Task instructions |
Pictures do not belong in the copy; transcribe everything else in the records exactly.
*****
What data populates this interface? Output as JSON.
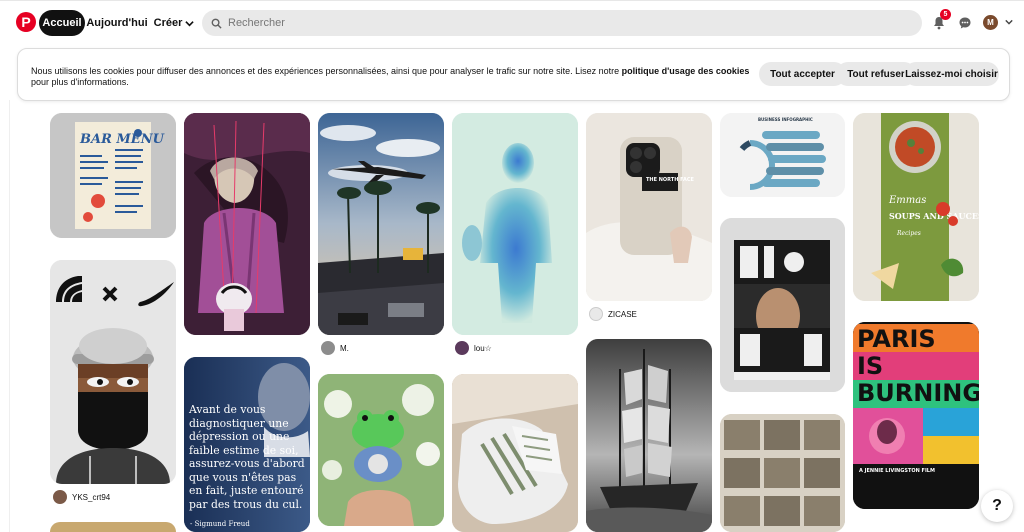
{
  "header": {
    "logo": "P",
    "nav": {
      "home": "Accueil",
      "today": "Aujourd'hui",
      "create": "Créer"
    },
    "search_placeholder": "Rechercher",
    "notifications_count": "5",
    "avatar_initial": "M"
  },
  "cookie": {
    "text_before": "Nous utilisons les cookies pour diffuser des annonces et des expériences personnalisées, ainsi que pour analyser le trafic sur notre site. Lisez notre ",
    "link": "politique d'usage des cookies",
    "text_after": " pour plus d'informations.",
    "accept": "Tout accepter",
    "refuse": "Tout refuser",
    "choose": "Laissez-moi choisir"
  },
  "pins": {
    "bar_menu": {
      "title": "BAR MENU"
    },
    "north_face_owner": "YKS_crt94",
    "quote": {
      "text": "Avant de vous diagnostiquer une dépression ou une faible estime de soi, assurez-vous d'abord que vous n'êtes pas en fait, juste entouré par des trous du cul.",
      "author": "- Sigmund Freud"
    },
    "plane_owner": "M.",
    "blue_owner": "lou☆",
    "phone_owner": "ZICASE",
    "phone_case_text": "THE NORTH FACE",
    "infographic_title": "BUSINESS INFOGRAPHIC",
    "soups": {
      "brand": "Emmas",
      "title": "SOUPS AND SAUCES",
      "sub": "Recipes"
    },
    "paris": {
      "title": "PARIS IS BURNING",
      "sub": "A JENNIE LIVINGSTON FILM"
    }
  },
  "help_label": "?"
}
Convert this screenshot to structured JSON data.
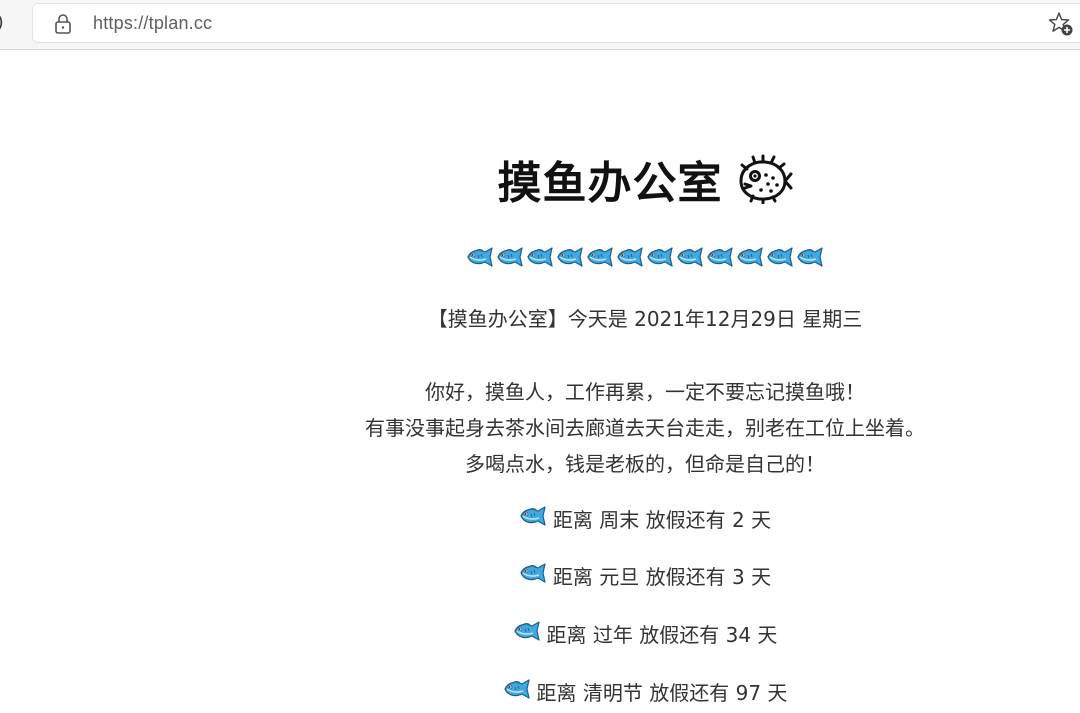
*****
Completed exercise |
What data populates this interface? Output as JSON.
{
  "header": {
    "logo": "P",
    "nav": {
      "home": "Accueil",
      "today": "Aujourd'hui",
      "create": "Créer"
    },
    "search_placeholder": "Rechercher",
    "notifications_count": "5",
    "avatar_initial": "M"
  },
  "cookie": {
    "text_before": "Nous utilisons les cookies pour diffuser des annonces et des expériences personnalisées, ainsi que pour analyser le trafic sur notre site. Lisez notre ",
    "link": "politique d'usage des cookies",
    "text_after": " pour plus d'informations.",
    "accept": "Tout accepter",
    "refuse": "Tout refuser",
    "choose": "Laissez-moi choisir"
  },
  "pins": {
    "bar_menu": {
      "title": "BAR MENU"
    },
    "north_face_owner": "YKS_crt94",
    "quote": {
      "text": "Avant de vous diagnostiquer une dépression ou une faible estime de soi, assurez-vous d'abord que vous n'êtes pas en fait, juste entouré par des trous du cul.",
      "author": "- Sigmund Freud"
    },
    "plane_owner": "M.",
    "blue_owner": "lou☆",
    "phone_owner": "ZICASE",
    "phone_case_text": "THE NORTH FACE",
    "infographic_title": "BUSINESS INFOGRAPHIC",
    "soups": {
      "brand": "Emmas",
      "title": "SOUPS AND SAUCES",
      "sub": "Recipes"
    },
    "paris": {
      "title": "PARIS IS BURNING",
      "sub": "A JENNIE LIVINGSTON FILM"
    }
  },
  "help_label": "?"
}
Convert this screenshot to structured JSON data.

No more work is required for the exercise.